[Stored data]
-=-=-=-=-

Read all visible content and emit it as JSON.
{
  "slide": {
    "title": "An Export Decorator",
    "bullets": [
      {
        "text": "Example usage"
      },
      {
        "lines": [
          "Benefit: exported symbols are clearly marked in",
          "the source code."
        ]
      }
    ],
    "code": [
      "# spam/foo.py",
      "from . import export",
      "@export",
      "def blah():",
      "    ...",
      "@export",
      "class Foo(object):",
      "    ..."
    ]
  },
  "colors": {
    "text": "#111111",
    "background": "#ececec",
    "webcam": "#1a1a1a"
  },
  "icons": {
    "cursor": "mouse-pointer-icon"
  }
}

-=-=-=-=-

Each line of the listing above should be output exactly.

## OUTPUT OF THE TASK
Read all visible content and emit it as JSON.
{
  "slide": {
    "title": "An Export Decorator",
    "bullets": [
      {
        "text": "Example usage"
      },
      {
        "lines": [
          "Benefit: exported symbols are clearly marked in",
          "the source code."
        ]
      }
    ],
    "code": [
      "# spam/foo.py",
      "from . import export",
      "@export",
      "def blah():",
      "    ...",
      "@export",
      "class Foo(object):",
      "    ..."
    ]
  },
  "colors": {
    "text": "#111111",
    "background": "#ececec",
    "webcam": "#1a1a1a"
  },
  "icons": {
    "cursor": "mouse-pointer-icon"
  }
}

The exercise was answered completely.